** Do this **
Your task is to repeat the entries exactly. Leave the pictures out.

** Dataset excerpts **
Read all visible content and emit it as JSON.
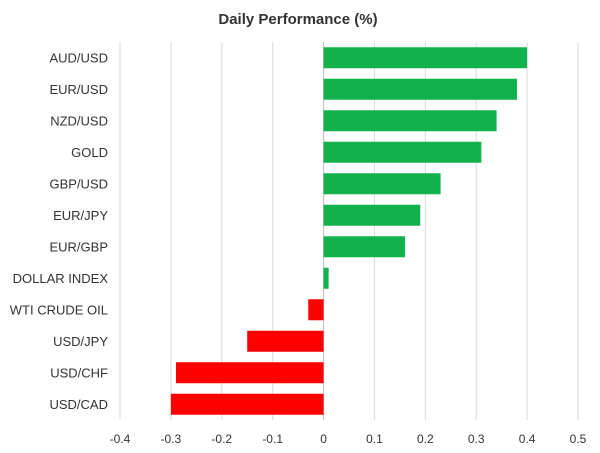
{
  "chart_data": {
    "type": "bar",
    "orientation": "horizontal",
    "title": "Daily Performance (%)",
    "xlabel": "",
    "ylabel": "",
    "xlim": [
      -0.4,
      0.5
    ],
    "x_ticks": [
      -0.4,
      -0.3,
      -0.2,
      -0.1,
      0,
      0.1,
      0.2,
      0.3,
      0.4,
      0.5
    ],
    "x_tick_labels": [
      "-0.4",
      "-0.3",
      "-0.2",
      "-0.1",
      "0",
      "0.1",
      "0.2",
      "0.3",
      "0.4",
      "0.5"
    ],
    "grid": "vertical gridlines",
    "legend": "none",
    "categories": [
      "AUD/USD",
      "EUR/USD",
      "NZD/USD",
      "GOLD",
      "GBP/USD",
      "EUR/JPY",
      "EUR/GBP",
      "DOLLAR INDEX",
      "WTI CRUDE OIL",
      "USD/JPY",
      "USD/CHF",
      "USD/CAD"
    ],
    "values": [
      0.4,
      0.38,
      0.34,
      0.31,
      0.23,
      0.19,
      0.16,
      0.01,
      -0.03,
      -0.15,
      -0.29,
      -0.3
    ],
    "colors": {
      "positive": "#11b24b",
      "negative": "#ff0000",
      "grid": "#d9d9d9",
      "axis": "#bfbfbf",
      "text": "#333333"
    }
  }
}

** The result **
Read all visible content and emit it as JSON.
{
  "chart_data": {
    "type": "bar",
    "orientation": "horizontal",
    "title": "Daily Performance (%)",
    "xlabel": "",
    "ylabel": "",
    "xlim": [
      -0.4,
      0.5
    ],
    "x_ticks": [
      -0.4,
      -0.3,
      -0.2,
      -0.1,
      0,
      0.1,
      0.2,
      0.3,
      0.4,
      0.5
    ],
    "x_tick_labels": [
      "-0.4",
      "-0.3",
      "-0.2",
      "-0.1",
      "0",
      "0.1",
      "0.2",
      "0.3",
      "0.4",
      "0.5"
    ],
    "grid": "vertical gridlines",
    "legend": "none",
    "categories": [
      "AUD/USD",
      "EUR/USD",
      "NZD/USD",
      "GOLD",
      "GBP/USD",
      "EUR/JPY",
      "EUR/GBP",
      "DOLLAR INDEX",
      "WTI CRUDE OIL",
      "USD/JPY",
      "USD/CHF",
      "USD/CAD"
    ],
    "values": [
      0.4,
      0.38,
      0.34,
      0.31,
      0.23,
      0.19,
      0.16,
      0.01,
      -0.03,
      -0.15,
      -0.29,
      -0.3
    ],
    "colors": {
      "positive": "#11b24b",
      "negative": "#ff0000",
      "grid": "#d9d9d9",
      "axis": "#bfbfbf",
      "text": "#333333"
    }
  }
}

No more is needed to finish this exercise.